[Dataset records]

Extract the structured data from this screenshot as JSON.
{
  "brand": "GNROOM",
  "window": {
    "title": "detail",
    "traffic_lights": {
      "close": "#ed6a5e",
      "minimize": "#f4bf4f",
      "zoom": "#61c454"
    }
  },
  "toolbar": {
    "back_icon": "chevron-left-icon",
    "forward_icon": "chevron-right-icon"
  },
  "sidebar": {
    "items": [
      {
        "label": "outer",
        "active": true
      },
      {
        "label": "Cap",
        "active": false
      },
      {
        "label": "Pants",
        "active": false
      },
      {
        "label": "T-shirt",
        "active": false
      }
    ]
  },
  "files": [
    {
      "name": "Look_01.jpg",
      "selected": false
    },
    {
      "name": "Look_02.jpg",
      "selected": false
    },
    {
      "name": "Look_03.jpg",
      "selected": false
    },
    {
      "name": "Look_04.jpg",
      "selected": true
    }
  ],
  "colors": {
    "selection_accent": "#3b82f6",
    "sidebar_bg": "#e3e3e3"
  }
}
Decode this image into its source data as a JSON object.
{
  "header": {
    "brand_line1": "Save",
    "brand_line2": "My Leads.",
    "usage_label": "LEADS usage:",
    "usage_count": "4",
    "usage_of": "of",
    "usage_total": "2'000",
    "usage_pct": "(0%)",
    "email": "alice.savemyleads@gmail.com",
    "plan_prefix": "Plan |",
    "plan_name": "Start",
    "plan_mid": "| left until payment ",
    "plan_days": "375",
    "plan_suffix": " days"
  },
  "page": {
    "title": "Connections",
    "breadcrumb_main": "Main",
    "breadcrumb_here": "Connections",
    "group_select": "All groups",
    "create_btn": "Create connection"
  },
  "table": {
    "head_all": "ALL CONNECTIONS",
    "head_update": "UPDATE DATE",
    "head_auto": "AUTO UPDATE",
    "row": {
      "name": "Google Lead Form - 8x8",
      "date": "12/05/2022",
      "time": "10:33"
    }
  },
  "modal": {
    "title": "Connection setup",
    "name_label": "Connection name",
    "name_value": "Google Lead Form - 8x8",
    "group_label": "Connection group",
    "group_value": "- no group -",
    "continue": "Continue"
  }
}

§ **TASK OBJECTIVE**: Restate the data above exactly, keeping each word as it stands.

§ **SOLUTION**:
Extract the structured data from this screenshot as JSON.
{
  "brand": "GNROOM",
  "window": {
    "title": "detail",
    "traffic_lights": {
      "close": "#ed6a5e",
      "minimize": "#f4bf4f",
      "zoom": "#61c454"
    }
  },
  "toolbar": {
    "back_icon": "chevron-left-icon",
    "forward_icon": "chevron-right-icon"
  },
  "sidebar": {
    "items": [
      {
        "label": "outer",
        "active": true
      },
      {
        "label": "Cap",
        "active": false
      },
      {
        "label": "Pants",
        "active": false
      },
      {
        "label": "T-shirt",
        "active": false
      }
    ]
  },
  "files": [
    {
      "name": "Look_01.jpg",
      "selected": false
    },
    {
      "name": "Look_02.jpg",
      "selected": false
    },
    {
      "name": "Look_03.jpg",
      "selected": false
    },
    {
      "name": "Look_04.jpg",
      "selected": true
    }
  ],
  "colors": {
    "selection_accent": "#3b82f6",
    "sidebar_bg": "#e3e3e3"
  }
}
Decode this image into its source data as a JSON object.
{
  "header": {
    "brand_line1": "Save",
    "brand_line2": "My Leads.",
    "usage_label": "LEADS usage:",
    "usage_count": "4",
    "usage_of": "of",
    "usage_total": "2'000",
    "usage_pct": "(0%)",
    "email": "alice.savemyleads@gmail.com",
    "plan_prefix": "Plan |",
    "plan_name": "Start",
    "plan_mid": "| left until payment ",
    "plan_days": "375",
    "plan_suffix": " days"
  },
  "page": {
    "title": "Connections",
    "breadcrumb_main": "Main",
    "breadcrumb_here": "Connections",
    "group_select": "All groups",
    "create_btn": "Create connection"
  },
  "table": {
    "head_all": "ALL CONNECTIONS",
    "head_update": "UPDATE DATE",
    "head_auto": "AUTO UPDATE",
    "row": {
      "name": "Google Lead Form - 8x8",
      "date": "12/05/2022",
      "time": "10:33"
    }
  },
  "modal": {
    "title": "Connection setup",
    "name_label": "Connection name",
    "name_value": "Google Lead Form - 8x8",
    "group_label": "Connection group",
    "group_value": "- no group -",
    "continue": "Continue"
  }
}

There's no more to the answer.